— begin Selected passage —
Re: modelling gearbox backlash

Post by drleviathan » Sun Jun 24, 2018 1:49 pm

I can think of a few ways that might work:

(1) A pure physical model where multiple gears spin on their own hinge constraint and have teeth that engage each other. The backlash could be "tuned" by tweaking the shapes of the teeth and collision margins of the shapes. This method seems difficult: you'd need to iterate your mesh modeling several times, you'd need to use btCompoundShapes with many convex subshapes, and you'd probably need to keep your substep frame rate high (240Hz) to maintain correctness. I only mention this method because it seems possible in theory.

(2) Use a btGearConstraint in combination with a btHingeConstraint. The btGearConstraint allows you to set the gear ratio and the btHingeConstraint can have a lower- and upper-limit (according to the API, I don't have experience using it). I think this method would require three rigid bodies and three constrains: btFixedConstraint --> bodyA --> gearConstraint --> bodyB --> hingeConstraint --> bodyC. You would drive everything by updating the transform of the btFixedConstraint (bodyA's transform would be constrained to the world) and its motion would translate down the chain of constraints. My experience has been: it is possible to chain up to 9 constraints in a system for decent stability and perfomance at 60Hz, although the constraints get noticeably soft (springy lash) the longer the chain. For best results keep the substep framerate high (240Hz) and use the fewest number of constraints.
— end Selected passage —
— begin Material —
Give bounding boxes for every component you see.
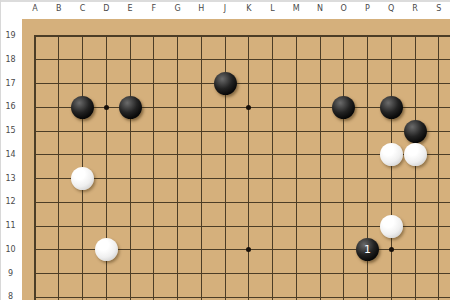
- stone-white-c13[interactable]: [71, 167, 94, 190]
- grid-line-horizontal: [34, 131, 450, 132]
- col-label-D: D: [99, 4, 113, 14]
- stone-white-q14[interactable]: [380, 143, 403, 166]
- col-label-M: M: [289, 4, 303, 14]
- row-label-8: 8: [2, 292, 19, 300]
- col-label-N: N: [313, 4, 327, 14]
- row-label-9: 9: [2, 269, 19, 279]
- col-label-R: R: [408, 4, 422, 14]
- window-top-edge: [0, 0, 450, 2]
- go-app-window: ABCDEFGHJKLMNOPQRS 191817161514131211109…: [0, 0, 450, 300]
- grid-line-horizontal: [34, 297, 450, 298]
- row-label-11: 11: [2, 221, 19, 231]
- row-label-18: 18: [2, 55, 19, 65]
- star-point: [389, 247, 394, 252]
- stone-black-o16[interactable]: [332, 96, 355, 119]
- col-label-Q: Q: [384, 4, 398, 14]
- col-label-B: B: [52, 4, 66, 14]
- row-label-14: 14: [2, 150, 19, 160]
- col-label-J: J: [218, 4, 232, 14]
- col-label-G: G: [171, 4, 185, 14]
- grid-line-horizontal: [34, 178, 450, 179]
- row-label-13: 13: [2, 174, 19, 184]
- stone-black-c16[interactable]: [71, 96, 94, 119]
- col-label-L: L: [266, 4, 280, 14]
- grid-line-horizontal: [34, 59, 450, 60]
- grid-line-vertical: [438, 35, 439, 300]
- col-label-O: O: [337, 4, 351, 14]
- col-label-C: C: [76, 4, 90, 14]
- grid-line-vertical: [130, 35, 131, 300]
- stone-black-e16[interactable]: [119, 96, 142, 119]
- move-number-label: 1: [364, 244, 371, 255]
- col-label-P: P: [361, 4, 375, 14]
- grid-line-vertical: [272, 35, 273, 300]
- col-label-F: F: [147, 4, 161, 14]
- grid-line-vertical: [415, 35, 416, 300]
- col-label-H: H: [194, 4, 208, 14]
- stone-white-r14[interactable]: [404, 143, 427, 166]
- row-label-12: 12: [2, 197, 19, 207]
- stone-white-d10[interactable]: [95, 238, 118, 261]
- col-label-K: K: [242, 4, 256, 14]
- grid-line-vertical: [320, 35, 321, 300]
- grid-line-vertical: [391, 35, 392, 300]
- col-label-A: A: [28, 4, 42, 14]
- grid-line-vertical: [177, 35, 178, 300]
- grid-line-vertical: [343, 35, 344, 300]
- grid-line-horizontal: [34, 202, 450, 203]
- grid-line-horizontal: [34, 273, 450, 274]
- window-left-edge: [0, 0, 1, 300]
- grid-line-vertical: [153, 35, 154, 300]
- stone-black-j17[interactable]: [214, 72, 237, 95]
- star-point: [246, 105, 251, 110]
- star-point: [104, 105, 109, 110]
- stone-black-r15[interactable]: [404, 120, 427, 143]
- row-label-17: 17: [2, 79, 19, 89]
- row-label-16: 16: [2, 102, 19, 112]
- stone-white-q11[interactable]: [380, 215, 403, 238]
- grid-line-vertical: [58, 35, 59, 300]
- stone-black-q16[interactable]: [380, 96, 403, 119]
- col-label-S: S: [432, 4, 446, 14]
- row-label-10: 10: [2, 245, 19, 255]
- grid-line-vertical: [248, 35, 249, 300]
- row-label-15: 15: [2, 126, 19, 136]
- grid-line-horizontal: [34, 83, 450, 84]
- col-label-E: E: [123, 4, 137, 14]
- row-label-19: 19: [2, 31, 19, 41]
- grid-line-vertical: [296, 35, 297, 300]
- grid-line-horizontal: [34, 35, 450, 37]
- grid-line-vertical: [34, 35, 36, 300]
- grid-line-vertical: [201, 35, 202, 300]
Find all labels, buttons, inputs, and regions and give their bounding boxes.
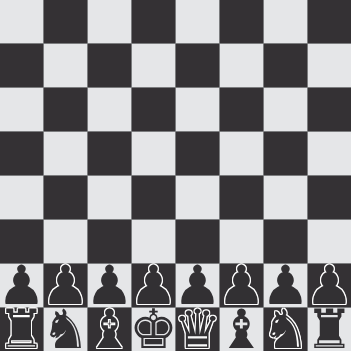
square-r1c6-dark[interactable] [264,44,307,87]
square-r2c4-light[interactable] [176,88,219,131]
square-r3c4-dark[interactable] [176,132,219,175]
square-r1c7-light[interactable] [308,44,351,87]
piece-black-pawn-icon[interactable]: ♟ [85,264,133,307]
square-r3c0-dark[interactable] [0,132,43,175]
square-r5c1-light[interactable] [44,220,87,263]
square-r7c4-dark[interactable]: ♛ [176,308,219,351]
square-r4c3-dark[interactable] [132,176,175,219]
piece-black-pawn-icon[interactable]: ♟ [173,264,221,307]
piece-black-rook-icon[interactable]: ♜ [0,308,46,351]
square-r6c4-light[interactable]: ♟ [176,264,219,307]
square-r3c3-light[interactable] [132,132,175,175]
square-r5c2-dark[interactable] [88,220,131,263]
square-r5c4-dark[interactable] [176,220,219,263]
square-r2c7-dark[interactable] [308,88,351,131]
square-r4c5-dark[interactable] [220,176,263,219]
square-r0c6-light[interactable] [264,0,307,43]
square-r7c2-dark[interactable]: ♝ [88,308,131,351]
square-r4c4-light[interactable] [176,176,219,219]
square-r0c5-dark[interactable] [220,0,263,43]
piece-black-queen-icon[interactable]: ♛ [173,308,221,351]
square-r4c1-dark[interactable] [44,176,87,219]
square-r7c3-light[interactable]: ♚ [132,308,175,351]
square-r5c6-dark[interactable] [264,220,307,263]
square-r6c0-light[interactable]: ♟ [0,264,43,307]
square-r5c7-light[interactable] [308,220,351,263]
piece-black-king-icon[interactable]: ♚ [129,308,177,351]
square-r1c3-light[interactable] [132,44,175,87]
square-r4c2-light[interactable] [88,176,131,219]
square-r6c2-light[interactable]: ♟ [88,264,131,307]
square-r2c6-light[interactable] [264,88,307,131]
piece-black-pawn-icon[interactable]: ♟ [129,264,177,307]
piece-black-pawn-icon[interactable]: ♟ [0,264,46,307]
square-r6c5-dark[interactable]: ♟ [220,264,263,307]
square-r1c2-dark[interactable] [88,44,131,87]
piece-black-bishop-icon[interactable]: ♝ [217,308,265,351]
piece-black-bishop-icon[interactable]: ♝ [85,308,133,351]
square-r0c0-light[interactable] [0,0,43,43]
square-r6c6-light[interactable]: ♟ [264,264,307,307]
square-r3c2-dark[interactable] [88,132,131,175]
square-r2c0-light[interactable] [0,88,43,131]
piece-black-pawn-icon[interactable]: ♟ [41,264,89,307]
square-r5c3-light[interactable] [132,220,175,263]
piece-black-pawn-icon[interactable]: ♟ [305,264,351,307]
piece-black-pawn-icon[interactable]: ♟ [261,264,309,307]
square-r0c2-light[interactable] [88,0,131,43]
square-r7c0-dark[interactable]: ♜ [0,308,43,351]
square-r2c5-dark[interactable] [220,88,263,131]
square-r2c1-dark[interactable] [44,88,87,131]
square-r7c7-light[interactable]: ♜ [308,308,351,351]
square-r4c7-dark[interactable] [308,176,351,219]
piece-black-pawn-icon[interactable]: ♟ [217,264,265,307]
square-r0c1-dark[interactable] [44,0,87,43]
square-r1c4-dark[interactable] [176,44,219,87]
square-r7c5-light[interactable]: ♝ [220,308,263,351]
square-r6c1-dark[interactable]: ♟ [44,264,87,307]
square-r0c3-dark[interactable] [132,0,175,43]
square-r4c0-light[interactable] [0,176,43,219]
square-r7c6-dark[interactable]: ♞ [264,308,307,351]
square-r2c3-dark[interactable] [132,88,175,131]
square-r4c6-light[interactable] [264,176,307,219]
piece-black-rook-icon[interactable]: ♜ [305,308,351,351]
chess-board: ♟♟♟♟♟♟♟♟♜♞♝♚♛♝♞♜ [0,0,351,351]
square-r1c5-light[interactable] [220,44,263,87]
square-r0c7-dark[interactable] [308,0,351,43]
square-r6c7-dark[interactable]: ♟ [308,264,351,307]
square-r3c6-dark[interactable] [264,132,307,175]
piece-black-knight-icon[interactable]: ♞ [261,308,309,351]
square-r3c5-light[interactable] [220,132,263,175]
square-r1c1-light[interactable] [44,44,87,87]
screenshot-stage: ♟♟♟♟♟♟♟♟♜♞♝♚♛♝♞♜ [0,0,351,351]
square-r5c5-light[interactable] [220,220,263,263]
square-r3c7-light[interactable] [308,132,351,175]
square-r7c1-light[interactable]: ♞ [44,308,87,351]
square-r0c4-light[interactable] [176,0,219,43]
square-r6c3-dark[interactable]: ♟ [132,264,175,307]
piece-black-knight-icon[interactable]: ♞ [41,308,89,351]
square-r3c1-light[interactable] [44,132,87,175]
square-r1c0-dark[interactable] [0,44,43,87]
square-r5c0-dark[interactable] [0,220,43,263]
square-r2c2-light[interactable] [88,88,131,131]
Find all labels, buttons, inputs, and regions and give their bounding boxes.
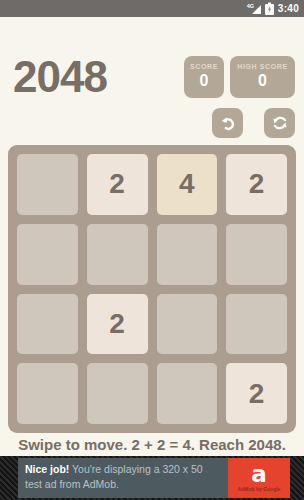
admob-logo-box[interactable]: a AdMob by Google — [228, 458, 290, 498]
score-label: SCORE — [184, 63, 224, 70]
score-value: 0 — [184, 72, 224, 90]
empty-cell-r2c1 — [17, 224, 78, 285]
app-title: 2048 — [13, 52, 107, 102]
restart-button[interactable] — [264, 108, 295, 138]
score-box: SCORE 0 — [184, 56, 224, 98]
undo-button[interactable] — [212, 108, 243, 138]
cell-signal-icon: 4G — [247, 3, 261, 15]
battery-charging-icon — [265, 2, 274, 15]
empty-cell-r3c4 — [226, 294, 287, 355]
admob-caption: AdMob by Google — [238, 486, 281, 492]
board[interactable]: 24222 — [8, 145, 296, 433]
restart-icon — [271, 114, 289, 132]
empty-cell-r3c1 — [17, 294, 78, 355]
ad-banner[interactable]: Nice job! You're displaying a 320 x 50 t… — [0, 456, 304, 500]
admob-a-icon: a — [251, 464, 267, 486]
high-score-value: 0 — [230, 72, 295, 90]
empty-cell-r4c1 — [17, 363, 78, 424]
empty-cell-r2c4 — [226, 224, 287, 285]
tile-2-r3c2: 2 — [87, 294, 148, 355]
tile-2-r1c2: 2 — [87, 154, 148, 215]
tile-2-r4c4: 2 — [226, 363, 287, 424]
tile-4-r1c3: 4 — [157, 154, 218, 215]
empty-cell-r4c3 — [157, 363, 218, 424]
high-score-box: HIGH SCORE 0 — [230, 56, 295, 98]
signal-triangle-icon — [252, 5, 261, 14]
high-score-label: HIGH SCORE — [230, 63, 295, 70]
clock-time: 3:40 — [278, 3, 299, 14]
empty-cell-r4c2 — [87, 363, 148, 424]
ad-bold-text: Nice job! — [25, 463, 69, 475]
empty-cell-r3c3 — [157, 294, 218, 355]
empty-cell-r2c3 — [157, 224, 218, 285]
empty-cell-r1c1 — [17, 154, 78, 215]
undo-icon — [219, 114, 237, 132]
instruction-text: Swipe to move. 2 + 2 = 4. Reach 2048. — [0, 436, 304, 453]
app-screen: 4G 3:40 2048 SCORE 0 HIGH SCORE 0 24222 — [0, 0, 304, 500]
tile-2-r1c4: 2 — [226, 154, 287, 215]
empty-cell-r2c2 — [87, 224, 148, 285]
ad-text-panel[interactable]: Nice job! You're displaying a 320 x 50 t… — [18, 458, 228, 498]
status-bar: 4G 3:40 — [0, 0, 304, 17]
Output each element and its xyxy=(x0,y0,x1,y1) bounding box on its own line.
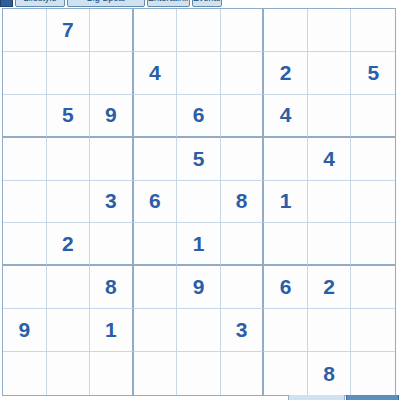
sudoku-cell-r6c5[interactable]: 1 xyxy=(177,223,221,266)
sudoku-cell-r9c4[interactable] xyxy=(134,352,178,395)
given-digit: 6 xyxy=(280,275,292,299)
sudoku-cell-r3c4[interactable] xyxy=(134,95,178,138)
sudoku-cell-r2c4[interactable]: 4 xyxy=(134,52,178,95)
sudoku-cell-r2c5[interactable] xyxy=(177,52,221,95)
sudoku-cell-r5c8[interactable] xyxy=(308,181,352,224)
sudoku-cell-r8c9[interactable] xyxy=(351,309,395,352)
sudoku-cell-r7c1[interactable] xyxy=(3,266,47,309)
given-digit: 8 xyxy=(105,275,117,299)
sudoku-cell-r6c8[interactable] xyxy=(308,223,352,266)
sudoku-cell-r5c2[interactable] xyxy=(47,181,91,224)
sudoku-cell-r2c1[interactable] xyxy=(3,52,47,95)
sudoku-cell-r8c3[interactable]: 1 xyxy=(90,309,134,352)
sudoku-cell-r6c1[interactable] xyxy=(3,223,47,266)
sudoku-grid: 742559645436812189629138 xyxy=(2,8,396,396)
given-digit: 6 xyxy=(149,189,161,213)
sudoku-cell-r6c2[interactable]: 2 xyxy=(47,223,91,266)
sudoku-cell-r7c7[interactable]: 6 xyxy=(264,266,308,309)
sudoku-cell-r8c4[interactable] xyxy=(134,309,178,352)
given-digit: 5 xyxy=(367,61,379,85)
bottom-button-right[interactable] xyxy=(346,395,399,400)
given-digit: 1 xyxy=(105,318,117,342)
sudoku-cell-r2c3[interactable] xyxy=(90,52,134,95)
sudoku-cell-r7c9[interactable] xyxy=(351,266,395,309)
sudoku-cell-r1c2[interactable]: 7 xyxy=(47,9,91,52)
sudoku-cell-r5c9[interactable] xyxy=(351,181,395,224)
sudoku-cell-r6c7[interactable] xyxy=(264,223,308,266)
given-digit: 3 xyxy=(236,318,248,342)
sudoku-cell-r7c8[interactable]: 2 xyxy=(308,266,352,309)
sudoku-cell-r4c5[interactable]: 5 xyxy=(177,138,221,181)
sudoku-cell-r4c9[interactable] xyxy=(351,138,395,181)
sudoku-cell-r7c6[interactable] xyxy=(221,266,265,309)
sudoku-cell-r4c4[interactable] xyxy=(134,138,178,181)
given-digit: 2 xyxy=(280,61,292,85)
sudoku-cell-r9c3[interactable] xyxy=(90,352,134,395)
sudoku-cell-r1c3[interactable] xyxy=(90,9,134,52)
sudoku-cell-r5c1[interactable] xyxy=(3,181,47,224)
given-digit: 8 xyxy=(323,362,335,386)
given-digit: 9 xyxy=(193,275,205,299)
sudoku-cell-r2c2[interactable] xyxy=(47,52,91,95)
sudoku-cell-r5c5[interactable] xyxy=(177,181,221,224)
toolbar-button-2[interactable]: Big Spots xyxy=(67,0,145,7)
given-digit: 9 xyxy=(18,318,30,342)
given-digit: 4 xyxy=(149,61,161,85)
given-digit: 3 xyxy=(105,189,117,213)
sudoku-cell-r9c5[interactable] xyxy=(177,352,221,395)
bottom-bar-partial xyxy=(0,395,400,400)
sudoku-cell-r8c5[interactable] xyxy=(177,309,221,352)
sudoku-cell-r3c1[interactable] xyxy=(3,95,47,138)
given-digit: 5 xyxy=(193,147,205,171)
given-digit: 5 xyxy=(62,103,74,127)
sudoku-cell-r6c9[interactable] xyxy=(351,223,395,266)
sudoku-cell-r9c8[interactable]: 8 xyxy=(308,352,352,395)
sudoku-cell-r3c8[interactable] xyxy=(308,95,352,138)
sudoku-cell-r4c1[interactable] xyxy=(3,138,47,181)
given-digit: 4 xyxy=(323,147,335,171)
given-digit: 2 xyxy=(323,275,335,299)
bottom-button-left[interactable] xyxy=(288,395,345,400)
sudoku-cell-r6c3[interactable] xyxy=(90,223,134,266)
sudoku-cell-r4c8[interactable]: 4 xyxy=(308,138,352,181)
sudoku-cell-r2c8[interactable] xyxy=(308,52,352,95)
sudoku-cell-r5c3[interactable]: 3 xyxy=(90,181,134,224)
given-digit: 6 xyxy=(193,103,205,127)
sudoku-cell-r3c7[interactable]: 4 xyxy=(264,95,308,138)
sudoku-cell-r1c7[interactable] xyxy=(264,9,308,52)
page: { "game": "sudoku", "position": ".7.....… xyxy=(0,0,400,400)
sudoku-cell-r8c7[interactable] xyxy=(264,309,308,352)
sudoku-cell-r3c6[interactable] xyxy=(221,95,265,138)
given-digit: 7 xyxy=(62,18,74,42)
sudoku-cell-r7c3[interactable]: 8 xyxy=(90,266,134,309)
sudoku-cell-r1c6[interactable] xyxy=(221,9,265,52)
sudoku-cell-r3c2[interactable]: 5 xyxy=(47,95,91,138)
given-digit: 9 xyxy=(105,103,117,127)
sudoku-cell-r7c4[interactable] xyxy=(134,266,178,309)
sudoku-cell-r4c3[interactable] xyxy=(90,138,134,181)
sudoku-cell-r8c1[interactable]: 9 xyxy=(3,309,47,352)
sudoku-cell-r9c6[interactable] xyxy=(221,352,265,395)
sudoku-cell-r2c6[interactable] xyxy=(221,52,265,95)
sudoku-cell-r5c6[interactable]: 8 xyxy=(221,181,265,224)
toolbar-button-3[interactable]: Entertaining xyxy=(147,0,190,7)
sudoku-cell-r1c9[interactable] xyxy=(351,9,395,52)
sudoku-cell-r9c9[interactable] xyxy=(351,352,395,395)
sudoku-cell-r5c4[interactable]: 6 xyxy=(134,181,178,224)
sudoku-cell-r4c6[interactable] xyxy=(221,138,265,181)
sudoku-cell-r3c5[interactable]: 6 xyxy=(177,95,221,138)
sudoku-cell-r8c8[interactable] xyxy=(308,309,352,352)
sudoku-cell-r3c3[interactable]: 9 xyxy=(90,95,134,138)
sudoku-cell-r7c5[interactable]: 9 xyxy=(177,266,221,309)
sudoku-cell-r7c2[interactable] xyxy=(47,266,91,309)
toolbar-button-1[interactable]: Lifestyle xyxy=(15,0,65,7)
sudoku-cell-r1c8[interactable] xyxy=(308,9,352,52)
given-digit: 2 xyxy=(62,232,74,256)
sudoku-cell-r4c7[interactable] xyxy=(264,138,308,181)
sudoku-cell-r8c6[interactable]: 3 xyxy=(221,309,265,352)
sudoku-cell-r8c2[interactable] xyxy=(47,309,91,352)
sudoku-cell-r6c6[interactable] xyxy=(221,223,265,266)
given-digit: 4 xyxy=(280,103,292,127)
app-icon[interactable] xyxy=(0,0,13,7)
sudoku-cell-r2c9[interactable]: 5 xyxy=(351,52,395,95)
— end Material —
Repeat word for word the part of the gearbox backlash post from "Post by drleviathan" up to and including "possible in theory.". The listing has no connection to the gearbox backlash post.

Written answer:
Post by drleviathan » Sun Jun 24, 2018 1:49 pm

I can think of a few ways that might work:

(1) A pure physical model where multiple gears spin on their own hinge constraint and have teeth that engage each other. The backlash could be "tuned" by tweaking the shapes of the teeth and collision margins of the shapes. This method seems difficult: you'd need to iterate your mesh modeling several times, you'd need to use btCompoundShapes with many convex subshapes, and you'd probably need to keep your substep frame rate high (240Hz) to maintain correctness. I only mention this method because it seems possible in theory.